● **DIRECTIONS**: Only the number is wanted: count the lines in the data with "jedną" in them.

● **INPUT FOR THIS TASK**:
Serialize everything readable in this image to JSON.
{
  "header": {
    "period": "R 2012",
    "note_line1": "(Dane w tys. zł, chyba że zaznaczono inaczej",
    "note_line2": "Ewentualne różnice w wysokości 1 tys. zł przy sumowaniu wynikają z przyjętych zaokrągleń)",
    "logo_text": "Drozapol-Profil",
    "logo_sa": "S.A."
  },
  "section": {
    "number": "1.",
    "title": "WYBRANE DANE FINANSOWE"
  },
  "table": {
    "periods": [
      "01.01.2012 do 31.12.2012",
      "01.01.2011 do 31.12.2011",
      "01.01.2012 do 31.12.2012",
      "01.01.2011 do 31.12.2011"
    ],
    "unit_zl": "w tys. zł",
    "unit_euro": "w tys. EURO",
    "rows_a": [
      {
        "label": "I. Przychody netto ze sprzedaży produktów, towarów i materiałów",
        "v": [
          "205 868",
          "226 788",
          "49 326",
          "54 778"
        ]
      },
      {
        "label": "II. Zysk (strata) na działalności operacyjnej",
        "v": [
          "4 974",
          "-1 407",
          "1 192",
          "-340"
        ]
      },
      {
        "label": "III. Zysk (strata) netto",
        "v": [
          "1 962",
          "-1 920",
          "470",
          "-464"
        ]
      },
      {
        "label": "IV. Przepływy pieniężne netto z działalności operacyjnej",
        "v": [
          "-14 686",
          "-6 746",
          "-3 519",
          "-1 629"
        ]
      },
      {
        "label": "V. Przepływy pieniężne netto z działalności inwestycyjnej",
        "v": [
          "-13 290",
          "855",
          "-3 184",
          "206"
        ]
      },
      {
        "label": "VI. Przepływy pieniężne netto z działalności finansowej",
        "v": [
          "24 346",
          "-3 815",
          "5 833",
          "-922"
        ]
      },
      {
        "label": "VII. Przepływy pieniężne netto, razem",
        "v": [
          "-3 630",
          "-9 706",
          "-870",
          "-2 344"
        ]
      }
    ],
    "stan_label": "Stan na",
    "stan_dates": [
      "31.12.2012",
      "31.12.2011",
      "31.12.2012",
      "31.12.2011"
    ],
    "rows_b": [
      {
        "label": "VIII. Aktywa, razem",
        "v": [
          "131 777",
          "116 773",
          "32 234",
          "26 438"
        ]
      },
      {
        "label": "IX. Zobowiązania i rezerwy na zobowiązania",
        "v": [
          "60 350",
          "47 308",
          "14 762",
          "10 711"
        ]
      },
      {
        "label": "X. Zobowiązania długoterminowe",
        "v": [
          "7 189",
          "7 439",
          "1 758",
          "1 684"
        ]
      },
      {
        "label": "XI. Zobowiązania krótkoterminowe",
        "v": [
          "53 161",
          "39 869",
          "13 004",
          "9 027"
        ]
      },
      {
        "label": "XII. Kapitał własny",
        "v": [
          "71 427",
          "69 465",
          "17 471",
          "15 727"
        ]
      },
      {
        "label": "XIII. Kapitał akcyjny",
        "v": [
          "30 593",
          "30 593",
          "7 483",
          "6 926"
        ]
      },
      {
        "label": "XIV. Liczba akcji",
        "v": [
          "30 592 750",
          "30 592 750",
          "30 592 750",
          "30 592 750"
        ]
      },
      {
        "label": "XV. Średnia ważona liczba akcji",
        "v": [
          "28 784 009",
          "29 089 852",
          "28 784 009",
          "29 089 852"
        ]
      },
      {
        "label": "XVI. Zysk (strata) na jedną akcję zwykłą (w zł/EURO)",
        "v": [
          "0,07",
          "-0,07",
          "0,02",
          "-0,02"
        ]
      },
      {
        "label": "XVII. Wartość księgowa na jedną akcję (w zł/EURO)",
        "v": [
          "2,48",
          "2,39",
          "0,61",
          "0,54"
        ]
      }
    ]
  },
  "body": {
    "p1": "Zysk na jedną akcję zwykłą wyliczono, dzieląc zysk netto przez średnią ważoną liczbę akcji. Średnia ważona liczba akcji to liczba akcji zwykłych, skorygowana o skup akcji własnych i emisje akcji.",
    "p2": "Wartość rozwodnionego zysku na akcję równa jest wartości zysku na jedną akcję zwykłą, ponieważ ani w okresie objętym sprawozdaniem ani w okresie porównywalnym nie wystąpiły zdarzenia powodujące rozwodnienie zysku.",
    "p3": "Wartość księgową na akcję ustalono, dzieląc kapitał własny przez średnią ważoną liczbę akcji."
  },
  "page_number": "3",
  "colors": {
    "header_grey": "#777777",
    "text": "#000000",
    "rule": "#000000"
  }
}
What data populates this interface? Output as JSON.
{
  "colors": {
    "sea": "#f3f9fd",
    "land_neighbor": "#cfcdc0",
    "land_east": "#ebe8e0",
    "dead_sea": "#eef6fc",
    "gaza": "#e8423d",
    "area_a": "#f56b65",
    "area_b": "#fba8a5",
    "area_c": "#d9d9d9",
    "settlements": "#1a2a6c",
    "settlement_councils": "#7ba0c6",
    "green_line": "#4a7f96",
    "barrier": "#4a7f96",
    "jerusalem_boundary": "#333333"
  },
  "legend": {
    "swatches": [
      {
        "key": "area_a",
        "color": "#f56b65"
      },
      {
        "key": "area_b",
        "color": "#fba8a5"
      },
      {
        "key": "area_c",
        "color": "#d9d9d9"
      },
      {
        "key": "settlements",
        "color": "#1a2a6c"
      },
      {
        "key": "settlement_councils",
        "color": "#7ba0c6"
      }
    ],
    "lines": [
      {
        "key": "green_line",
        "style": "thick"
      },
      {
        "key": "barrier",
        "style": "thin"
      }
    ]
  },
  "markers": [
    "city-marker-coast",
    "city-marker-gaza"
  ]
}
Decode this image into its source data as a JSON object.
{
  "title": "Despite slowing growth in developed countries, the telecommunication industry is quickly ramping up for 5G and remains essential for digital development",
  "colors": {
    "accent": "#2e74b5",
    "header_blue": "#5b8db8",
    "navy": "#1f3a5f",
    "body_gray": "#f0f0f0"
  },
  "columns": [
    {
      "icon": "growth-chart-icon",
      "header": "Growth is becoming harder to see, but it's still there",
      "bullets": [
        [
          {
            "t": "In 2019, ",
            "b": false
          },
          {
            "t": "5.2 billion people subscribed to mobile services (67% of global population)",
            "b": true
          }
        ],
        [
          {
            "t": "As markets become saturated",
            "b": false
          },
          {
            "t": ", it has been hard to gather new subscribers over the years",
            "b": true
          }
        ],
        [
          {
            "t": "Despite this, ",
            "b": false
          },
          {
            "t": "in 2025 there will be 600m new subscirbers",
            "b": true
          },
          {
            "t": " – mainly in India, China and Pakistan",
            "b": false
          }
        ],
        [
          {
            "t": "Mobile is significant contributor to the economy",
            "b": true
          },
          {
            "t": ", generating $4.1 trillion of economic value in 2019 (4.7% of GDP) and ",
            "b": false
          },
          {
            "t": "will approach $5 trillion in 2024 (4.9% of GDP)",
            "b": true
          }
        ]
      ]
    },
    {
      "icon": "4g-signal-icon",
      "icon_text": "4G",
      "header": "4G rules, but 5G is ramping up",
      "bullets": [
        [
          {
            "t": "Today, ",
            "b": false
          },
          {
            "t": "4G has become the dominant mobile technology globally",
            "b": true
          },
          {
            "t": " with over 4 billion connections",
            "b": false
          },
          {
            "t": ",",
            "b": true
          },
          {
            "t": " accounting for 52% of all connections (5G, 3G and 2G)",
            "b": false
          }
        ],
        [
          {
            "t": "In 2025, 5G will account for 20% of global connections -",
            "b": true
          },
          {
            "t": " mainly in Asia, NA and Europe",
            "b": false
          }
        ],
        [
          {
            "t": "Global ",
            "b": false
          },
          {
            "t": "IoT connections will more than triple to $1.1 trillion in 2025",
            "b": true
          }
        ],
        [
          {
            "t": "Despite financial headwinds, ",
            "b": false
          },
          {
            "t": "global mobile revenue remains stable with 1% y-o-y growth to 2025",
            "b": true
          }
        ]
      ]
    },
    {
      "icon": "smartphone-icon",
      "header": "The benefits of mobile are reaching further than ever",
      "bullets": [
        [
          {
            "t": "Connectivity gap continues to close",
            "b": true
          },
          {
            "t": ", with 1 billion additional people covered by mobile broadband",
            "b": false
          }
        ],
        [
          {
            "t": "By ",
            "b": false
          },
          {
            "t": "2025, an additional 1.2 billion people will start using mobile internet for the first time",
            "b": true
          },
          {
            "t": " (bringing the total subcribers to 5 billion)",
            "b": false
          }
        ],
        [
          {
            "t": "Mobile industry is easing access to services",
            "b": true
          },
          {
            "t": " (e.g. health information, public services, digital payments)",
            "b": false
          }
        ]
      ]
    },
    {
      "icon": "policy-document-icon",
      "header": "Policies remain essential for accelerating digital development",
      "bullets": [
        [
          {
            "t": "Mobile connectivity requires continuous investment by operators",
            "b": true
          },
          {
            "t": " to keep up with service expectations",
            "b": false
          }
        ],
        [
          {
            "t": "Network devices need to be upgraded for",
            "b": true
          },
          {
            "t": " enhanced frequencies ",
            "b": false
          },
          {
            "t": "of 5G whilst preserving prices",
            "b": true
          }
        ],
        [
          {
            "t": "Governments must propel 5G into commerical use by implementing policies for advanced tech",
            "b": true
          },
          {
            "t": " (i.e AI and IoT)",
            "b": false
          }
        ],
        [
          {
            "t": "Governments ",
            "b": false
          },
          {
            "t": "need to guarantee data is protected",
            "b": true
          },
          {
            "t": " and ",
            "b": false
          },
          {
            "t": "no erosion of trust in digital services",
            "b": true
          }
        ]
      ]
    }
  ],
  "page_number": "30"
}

● **RESPONSE TO THE TASK**: 4